# [THE TASK]
The records underneath are to be repeated exactly, with the pictures left out.

## Start

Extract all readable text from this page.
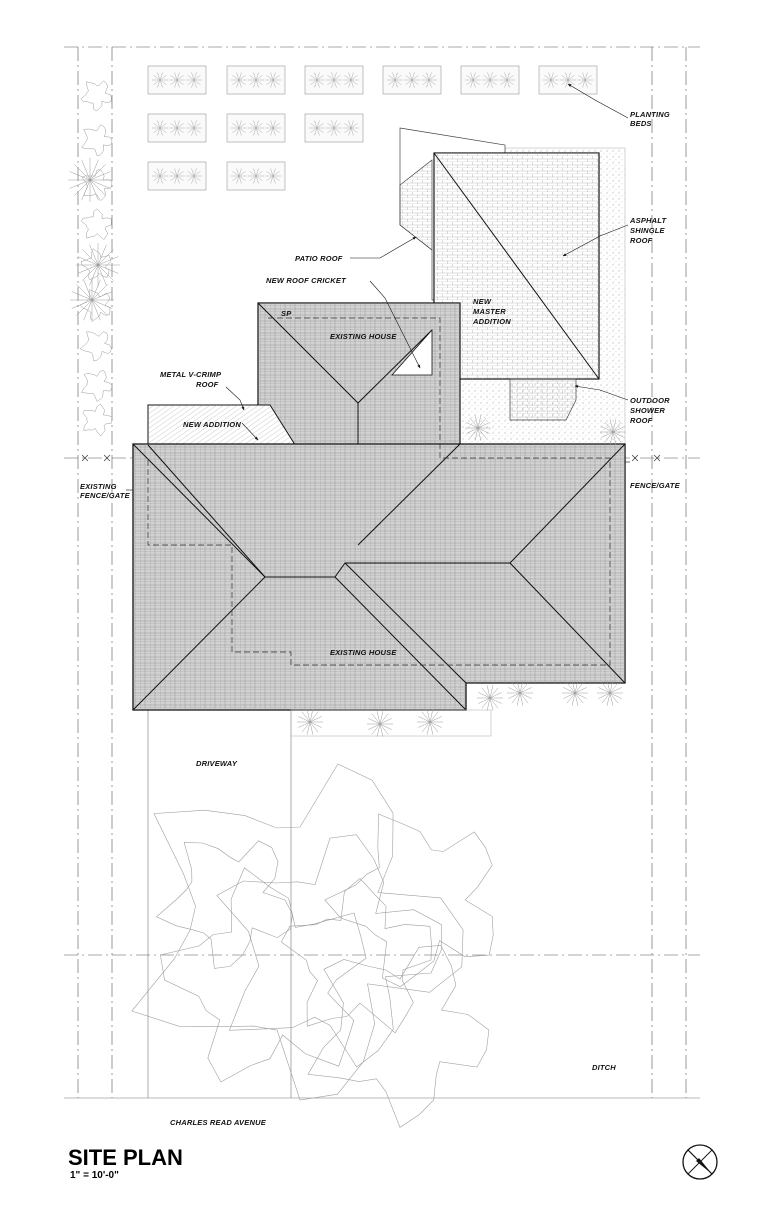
PLANTING
BEDS
ASPHALT
SHINGLE
ROOF
PATIO ROOF
NEW ROOF CRICKET
NEW
MASTER
ADDITION
SP
EXISTING HOUSE
METAL V-CRIMP
ROOF
NEW ADDITION
OUTDOOR
SHOWER
ROOF
EXISTING
FENCE/GATE
FENCE/GATE
EXISTING HOUSE
DRIVEWAY
DITCH
CHARLES READ AVENUE
SITE PLAN
1" = 10'-0"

## End

# [OUTPUT FOR THIS TASK]
Extract all readable text from this page.
PLANTING
BEDS
ASPHALT
SHINGLE
ROOF
PATIO ROOF
NEW ROOF CRICKET
NEW
MASTER
ADDITION
SP
EXISTING HOUSE
METAL V-CRIMP
ROOF
NEW ADDITION
OUTDOOR
SHOWER
ROOF
EXISTING
FENCE/GATE
FENCE/GATE
EXISTING HOUSE
DRIVEWAY
DITCH
CHARLES READ AVENUE
SITE PLAN
1" = 10'-0"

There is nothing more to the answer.